• **To be done**: Repeat each line exactly, leaving nothing out.

• **Extracted information**:
━━━━━━

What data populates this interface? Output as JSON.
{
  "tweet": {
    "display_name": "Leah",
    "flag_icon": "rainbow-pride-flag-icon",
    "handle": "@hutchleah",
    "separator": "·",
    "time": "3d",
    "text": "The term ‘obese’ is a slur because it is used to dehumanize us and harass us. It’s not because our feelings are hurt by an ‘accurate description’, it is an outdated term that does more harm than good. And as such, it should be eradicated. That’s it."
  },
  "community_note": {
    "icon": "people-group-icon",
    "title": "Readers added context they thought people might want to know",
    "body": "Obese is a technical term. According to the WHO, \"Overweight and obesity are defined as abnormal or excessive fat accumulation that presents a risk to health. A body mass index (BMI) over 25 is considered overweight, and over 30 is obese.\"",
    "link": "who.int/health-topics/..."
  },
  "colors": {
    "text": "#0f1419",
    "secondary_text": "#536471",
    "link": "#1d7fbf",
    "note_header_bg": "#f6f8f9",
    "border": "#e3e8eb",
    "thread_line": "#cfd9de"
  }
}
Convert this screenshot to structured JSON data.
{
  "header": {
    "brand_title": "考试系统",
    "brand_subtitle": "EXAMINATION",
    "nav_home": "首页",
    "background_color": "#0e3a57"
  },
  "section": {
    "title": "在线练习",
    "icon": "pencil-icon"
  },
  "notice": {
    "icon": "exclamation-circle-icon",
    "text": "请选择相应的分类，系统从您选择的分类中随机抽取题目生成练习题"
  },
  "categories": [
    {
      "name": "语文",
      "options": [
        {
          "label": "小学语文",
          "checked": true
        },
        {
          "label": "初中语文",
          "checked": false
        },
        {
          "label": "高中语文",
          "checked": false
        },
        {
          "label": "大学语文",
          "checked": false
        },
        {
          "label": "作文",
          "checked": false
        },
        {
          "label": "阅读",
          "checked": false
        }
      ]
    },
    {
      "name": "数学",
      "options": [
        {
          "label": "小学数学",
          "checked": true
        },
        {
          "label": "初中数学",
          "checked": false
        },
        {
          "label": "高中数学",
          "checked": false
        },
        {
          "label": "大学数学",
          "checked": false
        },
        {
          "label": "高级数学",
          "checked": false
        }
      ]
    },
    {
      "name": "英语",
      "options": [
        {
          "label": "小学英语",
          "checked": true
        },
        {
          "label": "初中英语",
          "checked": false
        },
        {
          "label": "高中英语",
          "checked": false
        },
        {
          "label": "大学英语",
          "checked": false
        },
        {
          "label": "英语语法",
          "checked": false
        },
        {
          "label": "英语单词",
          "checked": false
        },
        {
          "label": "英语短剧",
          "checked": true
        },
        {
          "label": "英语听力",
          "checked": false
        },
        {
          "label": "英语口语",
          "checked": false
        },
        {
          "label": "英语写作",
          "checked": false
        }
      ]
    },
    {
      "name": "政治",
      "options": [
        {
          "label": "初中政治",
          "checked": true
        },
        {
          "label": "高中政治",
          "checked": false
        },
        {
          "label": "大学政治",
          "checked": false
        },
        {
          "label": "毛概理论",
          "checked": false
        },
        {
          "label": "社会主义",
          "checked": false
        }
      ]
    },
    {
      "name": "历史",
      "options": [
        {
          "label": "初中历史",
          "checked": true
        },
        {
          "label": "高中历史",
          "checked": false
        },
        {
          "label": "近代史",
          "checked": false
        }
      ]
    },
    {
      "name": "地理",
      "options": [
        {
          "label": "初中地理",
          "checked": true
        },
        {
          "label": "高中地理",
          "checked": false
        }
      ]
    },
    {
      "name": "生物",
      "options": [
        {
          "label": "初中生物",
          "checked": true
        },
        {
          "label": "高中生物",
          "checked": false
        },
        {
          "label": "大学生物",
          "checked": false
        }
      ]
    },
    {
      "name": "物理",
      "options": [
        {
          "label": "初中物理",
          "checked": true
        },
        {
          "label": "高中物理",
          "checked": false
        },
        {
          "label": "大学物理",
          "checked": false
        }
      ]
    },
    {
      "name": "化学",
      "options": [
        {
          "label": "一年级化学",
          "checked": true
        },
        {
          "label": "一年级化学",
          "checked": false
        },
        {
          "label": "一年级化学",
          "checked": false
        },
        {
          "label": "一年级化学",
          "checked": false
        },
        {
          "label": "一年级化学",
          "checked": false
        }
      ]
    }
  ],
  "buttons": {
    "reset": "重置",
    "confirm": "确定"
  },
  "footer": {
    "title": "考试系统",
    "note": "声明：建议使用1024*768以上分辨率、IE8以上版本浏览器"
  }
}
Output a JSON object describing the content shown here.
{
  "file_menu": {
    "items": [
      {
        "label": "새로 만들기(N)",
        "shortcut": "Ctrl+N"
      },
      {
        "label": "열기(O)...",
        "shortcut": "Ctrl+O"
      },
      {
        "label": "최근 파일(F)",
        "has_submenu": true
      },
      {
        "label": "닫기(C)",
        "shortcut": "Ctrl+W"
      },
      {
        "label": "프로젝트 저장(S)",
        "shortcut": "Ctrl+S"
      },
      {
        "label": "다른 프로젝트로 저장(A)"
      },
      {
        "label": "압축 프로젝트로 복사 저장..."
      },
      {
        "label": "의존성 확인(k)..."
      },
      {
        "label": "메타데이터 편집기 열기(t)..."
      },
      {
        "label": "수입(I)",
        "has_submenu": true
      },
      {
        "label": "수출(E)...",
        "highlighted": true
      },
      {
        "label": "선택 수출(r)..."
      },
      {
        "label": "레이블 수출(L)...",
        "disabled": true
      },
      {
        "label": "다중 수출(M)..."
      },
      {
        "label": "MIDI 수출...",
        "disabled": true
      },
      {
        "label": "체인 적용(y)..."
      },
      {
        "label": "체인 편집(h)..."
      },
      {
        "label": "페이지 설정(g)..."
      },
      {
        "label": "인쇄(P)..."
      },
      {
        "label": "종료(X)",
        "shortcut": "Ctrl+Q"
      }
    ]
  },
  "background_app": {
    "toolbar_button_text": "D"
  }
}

━━━━━━

• **Answer to this exercise**:
What data populates this interface? Output as JSON.
{
  "tweet": {
    "display_name": "Leah",
    "flag_icon": "rainbow-pride-flag-icon",
    "handle": "@hutchleah",
    "separator": "·",
    "time": "3d",
    "text": "The term ‘obese’ is a slur because it is used to dehumanize us and harass us. It’s not because our feelings are hurt by an ‘accurate description’, it is an outdated term that does more harm than good. And as such, it should be eradicated. That’s it."
  },
  "community_note": {
    "icon": "people-group-icon",
    "title": "Readers added context they thought people might want to know",
    "body": "Obese is a technical term. According to the WHO, \"Overweight and obesity are defined as abnormal or excessive fat accumulation that presents a risk to health. A body mass index (BMI) over 25 is considered overweight, and over 30 is obese.\"",
    "link": "who.int/health-topics/..."
  },
  "colors": {
    "text": "#0f1419",
    "secondary_text": "#536471",
    "link": "#1d7fbf",
    "note_header_bg": "#f6f8f9",
    "border": "#e3e8eb",
    "thread_line": "#cfd9de"
  }
}
Convert this screenshot to structured JSON data.
{
  "header": {
    "brand_title": "考试系统",
    "brand_subtitle": "EXAMINATION",
    "nav_home": "首页",
    "background_color": "#0e3a57"
  },
  "section": {
    "title": "在线练习",
    "icon": "pencil-icon"
  },
  "notice": {
    "icon": "exclamation-circle-icon",
    "text": "请选择相应的分类，系统从您选择的分类中随机抽取题目生成练习题"
  },
  "categories": [
    {
      "name": "语文",
      "options": [
        {
          "label": "小学语文",
          "checked": true
        },
        {
          "label": "初中语文",
          "checked": false
        },
        {
          "label": "高中语文",
          "checked": false
        },
        {
          "label": "大学语文",
          "checked": false
        },
        {
          "label": "作文",
          "checked": false
        },
        {
          "label": "阅读",
          "checked": false
        }
      ]
    },
    {
      "name": "数学",
      "options": [
        {
          "label": "小学数学",
          "checked": true
        },
        {
          "label": "初中数学",
          "checked": false
        },
        {
          "label": "高中数学",
          "checked": false
        },
        {
          "label": "大学数学",
          "checked": false
        },
        {
          "label": "高级数学",
          "checked": false
        }
      ]
    },
    {
      "name": "英语",
      "options": [
        {
          "label": "小学英语",
          "checked": true
        },
        {
          "label": "初中英语",
          "checked": false
        },
        {
          "label": "高中英语",
          "checked": false
        },
        {
          "label": "大学英语",
          "checked": false
        },
        {
          "label": "英语语法",
          "checked": false
        },
        {
          "label": "英语单词",
          "checked": false
        },
        {
          "label": "英语短剧",
          "checked": true
        },
        {
          "label": "英语听力",
          "checked": false
        },
        {
          "label": "英语口语",
          "checked": false
        },
        {
          "label": "英语写作",
          "checked": false
        }
      ]
    },
    {
      "name": "政治",
      "options": [
        {
          "label": "初中政治",
          "checked": true
        },
        {
          "label": "高中政治",
          "checked": false
        },
        {
          "label": "大学政治",
          "checked": false
        },
        {
          "label": "毛概理论",
          "checked": false
        },
        {
          "label": "社会主义",
          "checked": false
        }
      ]
    },
    {
      "name": "历史",
      "options": [
        {
          "label": "初中历史",
          "checked": true
        },
        {
          "label": "高中历史",
          "checked": false
        },
        {
          "label": "近代史",
          "checked": false
        }
      ]
    },
    {
      "name": "地理",
      "options": [
        {
          "label": "初中地理",
          "checked": true
        },
        {
          "label": "高中地理",
          "checked": false
        }
      ]
    },
    {
      "name": "生物",
      "options": [
        {
          "label": "初中生物",
          "checked": true
        },
        {
          "label": "高中生物",
          "checked": false
        },
        {
          "label": "大学生物",
          "checked": false
        }
      ]
    },
    {
      "name": "物理",
      "options": [
        {
          "label": "初中物理",
          "checked": true
        },
        {
          "label": "高中物理",
          "checked": false
        },
        {
          "label": "大学物理",
          "checked": false
        }
      ]
    },
    {
      "name": "化学",
      "options": [
        {
          "label": "一年级化学",
          "checked": true
        },
        {
          "label": "一年级化学",
          "checked": false
        },
        {
          "label": "一年级化学",
          "checked": false
        },
        {
          "label": "一年级化学",
          "checked": false
        },
        {
          "label": "一年级化学",
          "checked": false
        }
      ]
    }
  ],
  "buttons": {
    "reset": "重置",
    "confirm": "确定"
  },
  "footer": {
    "title": "考试系统",
    "note": "声明：建议使用1024*768以上分辨率、IE8以上版本浏览器"
  }
}
Output a JSON object describing the content shown here.
{
  "file_menu": {
    "items": [
      {
        "label": "새로 만들기(N)",
        "shortcut": "Ctrl+N"
      },
      {
        "label": "열기(O)...",
        "shortcut": "Ctrl+O"
      },
      {
        "label": "최근 파일(F)",
        "has_submenu": true
      },
      {
        "label": "닫기(C)",
        "shortcut": "Ctrl+W"
      },
      {
        "label": "프로젝트 저장(S)",
        "shortcut": "Ctrl+S"
      },
      {
        "label": "다른 프로젝트로 저장(A)"
      },
      {
        "label": "압축 프로젝트로 복사 저장..."
      },
      {
        "label": "의존성 확인(k)..."
      },
      {
        "label": "메타데이터 편집기 열기(t)..."
      },
      {
        "label": "수입(I)",
        "has_submenu": true
      },
      {
        "label": "수출(E)...",
        "highlighted": true
      },
      {
        "label": "선택 수출(r)..."
      },
      {
        "label": "레이블 수출(L)...",
        "disabled": true
      },
      {
        "label": "다중 수출(M)..."
      },
      {
        "label": "MIDI 수출...",
        "disabled": true
      },
      {
        "label": "체인 적용(y)..."
      },
      {
        "label": "체인 편집(h)..."
      },
      {
        "label": "페이지 설정(g)..."
      },
      {
        "label": "인쇄(P)..."
      },
      {
        "label": "종료(X)",
        "shortcut": "Ctrl+Q"
      }
    ]
  },
  "background_app": {
    "toolbar_button_text": "D"
  }
}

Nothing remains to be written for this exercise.